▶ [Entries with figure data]
==========
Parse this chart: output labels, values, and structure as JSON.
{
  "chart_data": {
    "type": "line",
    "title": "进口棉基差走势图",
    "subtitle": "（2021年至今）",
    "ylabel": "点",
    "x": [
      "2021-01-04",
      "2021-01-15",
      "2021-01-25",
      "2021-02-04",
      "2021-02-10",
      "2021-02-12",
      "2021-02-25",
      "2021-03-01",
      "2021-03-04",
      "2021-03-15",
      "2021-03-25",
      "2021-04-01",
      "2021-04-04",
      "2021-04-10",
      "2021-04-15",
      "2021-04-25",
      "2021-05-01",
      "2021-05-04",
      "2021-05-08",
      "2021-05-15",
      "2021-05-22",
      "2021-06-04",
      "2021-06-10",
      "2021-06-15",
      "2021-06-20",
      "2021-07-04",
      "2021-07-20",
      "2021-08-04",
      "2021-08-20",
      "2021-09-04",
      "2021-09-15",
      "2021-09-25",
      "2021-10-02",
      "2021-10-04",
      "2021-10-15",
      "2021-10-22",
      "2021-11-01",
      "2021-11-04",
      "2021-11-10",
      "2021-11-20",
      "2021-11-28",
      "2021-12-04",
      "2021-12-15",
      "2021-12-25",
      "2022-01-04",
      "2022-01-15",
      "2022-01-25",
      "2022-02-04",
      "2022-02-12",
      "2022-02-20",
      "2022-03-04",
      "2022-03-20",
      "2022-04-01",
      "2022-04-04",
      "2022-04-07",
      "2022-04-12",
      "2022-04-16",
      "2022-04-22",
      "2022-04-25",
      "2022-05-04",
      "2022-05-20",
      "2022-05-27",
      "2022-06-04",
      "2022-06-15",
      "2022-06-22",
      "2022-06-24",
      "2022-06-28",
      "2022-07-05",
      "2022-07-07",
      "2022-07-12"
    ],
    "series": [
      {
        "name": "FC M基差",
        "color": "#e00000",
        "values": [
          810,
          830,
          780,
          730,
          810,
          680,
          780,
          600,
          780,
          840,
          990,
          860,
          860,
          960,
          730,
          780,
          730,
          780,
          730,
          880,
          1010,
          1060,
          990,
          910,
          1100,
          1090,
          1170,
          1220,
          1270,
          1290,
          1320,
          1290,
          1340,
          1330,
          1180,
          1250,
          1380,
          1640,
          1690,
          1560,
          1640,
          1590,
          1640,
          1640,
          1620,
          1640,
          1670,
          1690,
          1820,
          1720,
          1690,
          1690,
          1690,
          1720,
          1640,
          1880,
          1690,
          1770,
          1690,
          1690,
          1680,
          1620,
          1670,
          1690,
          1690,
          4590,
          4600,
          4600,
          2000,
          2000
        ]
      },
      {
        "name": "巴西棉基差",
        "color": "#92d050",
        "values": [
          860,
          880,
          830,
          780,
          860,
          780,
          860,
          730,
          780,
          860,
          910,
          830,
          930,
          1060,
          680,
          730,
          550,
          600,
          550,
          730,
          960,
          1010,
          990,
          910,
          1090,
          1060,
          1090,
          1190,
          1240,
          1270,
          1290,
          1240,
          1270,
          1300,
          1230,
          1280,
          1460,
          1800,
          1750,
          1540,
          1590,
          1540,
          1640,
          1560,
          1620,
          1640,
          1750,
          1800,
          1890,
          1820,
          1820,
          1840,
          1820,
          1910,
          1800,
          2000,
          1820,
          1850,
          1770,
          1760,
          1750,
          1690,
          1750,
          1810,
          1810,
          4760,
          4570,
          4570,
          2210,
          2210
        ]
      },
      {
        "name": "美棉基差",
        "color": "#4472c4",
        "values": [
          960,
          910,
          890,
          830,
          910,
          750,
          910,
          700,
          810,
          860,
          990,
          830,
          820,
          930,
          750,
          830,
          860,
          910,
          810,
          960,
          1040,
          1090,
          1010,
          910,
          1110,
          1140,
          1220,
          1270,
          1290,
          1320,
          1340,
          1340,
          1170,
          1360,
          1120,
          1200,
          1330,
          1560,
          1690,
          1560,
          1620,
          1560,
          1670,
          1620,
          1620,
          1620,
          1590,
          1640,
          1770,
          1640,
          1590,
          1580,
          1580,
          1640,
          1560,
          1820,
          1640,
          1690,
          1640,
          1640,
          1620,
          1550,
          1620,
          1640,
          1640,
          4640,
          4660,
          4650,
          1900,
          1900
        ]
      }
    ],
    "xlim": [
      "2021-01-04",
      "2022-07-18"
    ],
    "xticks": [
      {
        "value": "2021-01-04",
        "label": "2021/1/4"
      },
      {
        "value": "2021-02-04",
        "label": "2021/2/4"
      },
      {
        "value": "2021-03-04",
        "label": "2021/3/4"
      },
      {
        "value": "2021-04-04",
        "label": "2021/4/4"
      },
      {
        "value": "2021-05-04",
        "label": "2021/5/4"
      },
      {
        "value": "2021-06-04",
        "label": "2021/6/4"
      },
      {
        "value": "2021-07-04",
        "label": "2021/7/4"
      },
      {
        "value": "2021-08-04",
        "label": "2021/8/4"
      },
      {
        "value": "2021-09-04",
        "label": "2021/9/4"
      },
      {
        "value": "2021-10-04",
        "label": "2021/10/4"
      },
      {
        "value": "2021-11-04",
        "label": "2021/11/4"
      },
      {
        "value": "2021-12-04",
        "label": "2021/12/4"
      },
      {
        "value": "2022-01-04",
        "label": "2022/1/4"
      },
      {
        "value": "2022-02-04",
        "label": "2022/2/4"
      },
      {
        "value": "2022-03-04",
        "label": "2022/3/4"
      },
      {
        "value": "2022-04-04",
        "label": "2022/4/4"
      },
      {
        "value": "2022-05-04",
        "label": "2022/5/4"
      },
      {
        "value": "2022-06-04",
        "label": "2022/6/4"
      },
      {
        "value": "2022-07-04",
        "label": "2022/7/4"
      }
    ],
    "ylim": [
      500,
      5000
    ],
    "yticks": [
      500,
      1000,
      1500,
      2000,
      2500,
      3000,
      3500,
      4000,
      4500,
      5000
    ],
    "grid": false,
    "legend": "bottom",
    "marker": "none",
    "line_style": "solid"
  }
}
==========
▶ [WORK TO BE COMPLETED]
Type the whole listing again, unaltered.

▶ [REPLY]
Parse this chart: output labels, values, and structure as JSON.
{
  "chart_data": {
    "type": "line",
    "title": "进口棉基差走势图",
    "subtitle": "（2021年至今）",
    "ylabel": "点",
    "x": [
      "2021-01-04",
      "2021-01-15",
      "2021-01-25",
      "2021-02-04",
      "2021-02-10",
      "2021-02-12",
      "2021-02-25",
      "2021-03-01",
      "2021-03-04",
      "2021-03-15",
      "2021-03-25",
      "2021-04-01",
      "2021-04-04",
      "2021-04-10",
      "2021-04-15",
      "2021-04-25",
      "2021-05-01",
      "2021-05-04",
      "2021-05-08",
      "2021-05-15",
      "2021-05-22",
      "2021-06-04",
      "2021-06-10",
      "2021-06-15",
      "2021-06-20",
      "2021-07-04",
      "2021-07-20",
      "2021-08-04",
      "2021-08-20",
      "2021-09-04",
      "2021-09-15",
      "2021-09-25",
      "2021-10-02",
      "2021-10-04",
      "2021-10-15",
      "2021-10-22",
      "2021-11-01",
      "2021-11-04",
      "2021-11-10",
      "2021-11-20",
      "2021-11-28",
      "2021-12-04",
      "2021-12-15",
      "2021-12-25",
      "2022-01-04",
      "2022-01-15",
      "2022-01-25",
      "2022-02-04",
      "2022-02-12",
      "2022-02-20",
      "2022-03-04",
      "2022-03-20",
      "2022-04-01",
      "2022-04-04",
      "2022-04-07",
      "2022-04-12",
      "2022-04-16",
      "2022-04-22",
      "2022-04-25",
      "2022-05-04",
      "2022-05-20",
      "2022-05-27",
      "2022-06-04",
      "2022-06-15",
      "2022-06-22",
      "2022-06-24",
      "2022-06-28",
      "2022-07-05",
      "2022-07-07",
      "2022-07-12"
    ],
    "series": [
      {
        "name": "FC M基差",
        "color": "#e00000",
        "values": [
          810,
          830,
          780,
          730,
          810,
          680,
          780,
          600,
          780,
          840,
          990,
          860,
          860,
          960,
          730,
          780,
          730,
          780,
          730,
          880,
          1010,
          1060,
          990,
          910,
          1100,
          1090,
          1170,
          1220,
          1270,
          1290,
          1320,
          1290,
          1340,
          1330,
          1180,
          1250,
          1380,
          1640,
          1690,
          1560,
          1640,
          1590,
          1640,
          1640,
          1620,
          1640,
          1670,
          1690,
          1820,
          1720,
          1690,
          1690,
          1690,
          1720,
          1640,
          1880,
          1690,
          1770,
          1690,
          1690,
          1680,
          1620,
          1670,
          1690,
          1690,
          4590,
          4600,
          4600,
          2000,
          2000
        ]
      },
      {
        "name": "巴西棉基差",
        "color": "#92d050",
        "values": [
          860,
          880,
          830,
          780,
          860,
          780,
          860,
          730,
          780,
          860,
          910,
          830,
          930,
          1060,
          680,
          730,
          550,
          600,
          550,
          730,
          960,
          1010,
          990,
          910,
          1090,
          1060,
          1090,
          1190,
          1240,
          1270,
          1290,
          1240,
          1270,
          1300,
          1230,
          1280,
          1460,
          1800,
          1750,
          1540,
          1590,
          1540,
          1640,
          1560,
          1620,
          1640,
          1750,
          1800,
          1890,
          1820,
          1820,
          1840,
          1820,
          1910,
          1800,
          2000,
          1820,
          1850,
          1770,
          1760,
          1750,
          1690,
          1750,
          1810,
          1810,
          4760,
          4570,
          4570,
          2210,
          2210
        ]
      },
      {
        "name": "美棉基差",
        "color": "#4472c4",
        "values": [
          960,
          910,
          890,
          830,
          910,
          750,
          910,
          700,
          810,
          860,
          990,
          830,
          820,
          930,
          750,
          830,
          860,
          910,
          810,
          960,
          1040,
          1090,
          1010,
          910,
          1110,
          1140,
          1220,
          1270,
          1290,
          1320,
          1340,
          1340,
          1170,
          1360,
          1120,
          1200,
          1330,
          1560,
          1690,
          1560,
          1620,
          1560,
          1670,
          1620,
          1620,
          1620,
          1590,
          1640,
          1770,
          1640,
          1590,
          1580,
          1580,
          1640,
          1560,
          1820,
          1640,
          1690,
          1640,
          1640,
          1620,
          1550,
          1620,
          1640,
          1640,
          4640,
          4660,
          4650,
          1900,
          1900
        ]
      }
    ],
    "xlim": [
      "2021-01-04",
      "2022-07-18"
    ],
    "xticks": [
      {
        "value": "2021-01-04",
        "label": "2021/1/4"
      },
      {
        "value": "2021-02-04",
        "label": "2021/2/4"
      },
      {
        "value": "2021-03-04",
        "label": "2021/3/4"
      },
      {
        "value": "2021-04-04",
        "label": "2021/4/4"
      },
      {
        "value": "2021-05-04",
        "label": "2021/5/4"
      },
      {
        "value": "2021-06-04",
        "label": "2021/6/4"
      },
      {
        "value": "2021-07-04",
        "label": "2021/7/4"
      },
      {
        "value": "2021-08-04",
        "label": "2021/8/4"
      },
      {
        "value": "2021-09-04",
        "label": "2021/9/4"
      },
      {
        "value": "2021-10-04",
        "label": "2021/10/4"
      },
      {
        "value": "2021-11-04",
        "label": "2021/11/4"
      },
      {
        "value": "2021-12-04",
        "label": "2021/12/4"
      },
      {
        "value": "2022-01-04",
        "label": "2022/1/4"
      },
      {
        "value": "2022-02-04",
        "label": "2022/2/4"
      },
      {
        "value": "2022-03-04",
        "label": "2022/3/4"
      },
      {
        "value": "2022-04-04",
        "label": "2022/4/4"
      },
      {
        "value": "2022-05-04",
        "label": "2022/5/4"
      },
      {
        "value": "2022-06-04",
        "label": "2022/6/4"
      },
      {
        "value": "2022-07-04",
        "label": "2022/7/4"
      }
    ],
    "ylim": [
      500,
      5000
    ],
    "yticks": [
      500,
      1000,
      1500,
      2000,
      2500,
      3000,
      3500,
      4000,
      4500,
      5000
    ],
    "grid": false,
    "legend": "bottom",
    "marker": "none",
    "line_style": "solid"
  }
}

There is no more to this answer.